▼▼▼
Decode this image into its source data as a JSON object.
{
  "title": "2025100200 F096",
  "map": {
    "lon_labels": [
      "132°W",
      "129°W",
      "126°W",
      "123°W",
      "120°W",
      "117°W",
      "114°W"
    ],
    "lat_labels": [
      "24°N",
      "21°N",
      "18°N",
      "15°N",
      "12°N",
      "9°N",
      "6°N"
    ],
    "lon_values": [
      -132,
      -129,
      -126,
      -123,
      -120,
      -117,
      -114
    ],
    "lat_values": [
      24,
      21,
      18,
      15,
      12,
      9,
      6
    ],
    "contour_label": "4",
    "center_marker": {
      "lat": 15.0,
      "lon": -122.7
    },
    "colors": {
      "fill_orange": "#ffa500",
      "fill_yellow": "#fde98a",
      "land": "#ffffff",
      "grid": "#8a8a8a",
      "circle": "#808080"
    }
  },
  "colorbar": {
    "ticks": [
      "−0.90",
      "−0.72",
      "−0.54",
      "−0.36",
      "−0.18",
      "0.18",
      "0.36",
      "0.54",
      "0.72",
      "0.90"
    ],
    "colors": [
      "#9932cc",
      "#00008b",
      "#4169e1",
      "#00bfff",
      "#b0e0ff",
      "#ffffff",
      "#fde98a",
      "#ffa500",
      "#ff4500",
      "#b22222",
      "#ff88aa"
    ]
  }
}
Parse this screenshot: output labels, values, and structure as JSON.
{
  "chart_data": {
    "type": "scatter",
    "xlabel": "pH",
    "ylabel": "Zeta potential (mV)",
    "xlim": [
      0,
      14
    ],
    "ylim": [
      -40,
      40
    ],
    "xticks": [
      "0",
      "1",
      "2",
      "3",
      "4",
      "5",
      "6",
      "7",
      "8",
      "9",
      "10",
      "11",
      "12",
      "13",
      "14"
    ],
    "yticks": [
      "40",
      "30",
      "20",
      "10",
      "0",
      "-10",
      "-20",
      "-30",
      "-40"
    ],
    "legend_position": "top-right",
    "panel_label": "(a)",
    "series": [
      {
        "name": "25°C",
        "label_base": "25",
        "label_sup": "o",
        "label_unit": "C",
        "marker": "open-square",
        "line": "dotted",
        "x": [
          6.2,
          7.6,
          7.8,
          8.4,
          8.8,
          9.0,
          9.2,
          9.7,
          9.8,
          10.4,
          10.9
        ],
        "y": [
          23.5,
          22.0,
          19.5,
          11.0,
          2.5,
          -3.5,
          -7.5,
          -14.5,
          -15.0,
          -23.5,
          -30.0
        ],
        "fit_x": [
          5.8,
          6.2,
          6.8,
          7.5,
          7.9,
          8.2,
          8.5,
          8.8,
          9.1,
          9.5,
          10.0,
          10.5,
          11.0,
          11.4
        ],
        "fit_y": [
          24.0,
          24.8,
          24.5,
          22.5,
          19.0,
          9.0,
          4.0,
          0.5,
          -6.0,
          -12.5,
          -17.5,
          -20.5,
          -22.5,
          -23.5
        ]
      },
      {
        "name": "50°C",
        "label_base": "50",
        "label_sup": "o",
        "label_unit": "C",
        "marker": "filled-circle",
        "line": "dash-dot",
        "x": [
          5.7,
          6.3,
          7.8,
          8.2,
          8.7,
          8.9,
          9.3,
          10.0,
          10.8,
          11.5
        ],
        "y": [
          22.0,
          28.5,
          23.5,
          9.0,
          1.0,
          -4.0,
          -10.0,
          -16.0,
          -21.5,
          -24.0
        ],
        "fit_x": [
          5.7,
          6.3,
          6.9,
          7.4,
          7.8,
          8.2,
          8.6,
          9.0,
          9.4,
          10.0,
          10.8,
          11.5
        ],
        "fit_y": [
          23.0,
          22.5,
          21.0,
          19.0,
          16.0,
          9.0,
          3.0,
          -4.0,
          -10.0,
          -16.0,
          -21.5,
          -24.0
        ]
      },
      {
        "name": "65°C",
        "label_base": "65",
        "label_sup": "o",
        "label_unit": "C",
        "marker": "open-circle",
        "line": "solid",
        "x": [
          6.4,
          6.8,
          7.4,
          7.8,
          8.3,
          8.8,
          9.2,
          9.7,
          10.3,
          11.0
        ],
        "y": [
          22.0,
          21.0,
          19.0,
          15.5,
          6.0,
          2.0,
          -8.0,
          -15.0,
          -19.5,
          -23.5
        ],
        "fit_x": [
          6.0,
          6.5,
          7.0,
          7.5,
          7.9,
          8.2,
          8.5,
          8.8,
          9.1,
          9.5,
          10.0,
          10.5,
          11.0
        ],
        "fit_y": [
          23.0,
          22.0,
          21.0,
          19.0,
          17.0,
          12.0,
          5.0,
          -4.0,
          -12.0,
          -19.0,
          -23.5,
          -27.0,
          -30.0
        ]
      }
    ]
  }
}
▲▲▲
__EXERCISE INSTRUCTIONS__: Where a line of the data holds "circle", show that line.

__SOLUTION FOR THIS TASK__:
      "circle": "#808080"
        "marker": "filled-circle",
        "marker": "open-circle",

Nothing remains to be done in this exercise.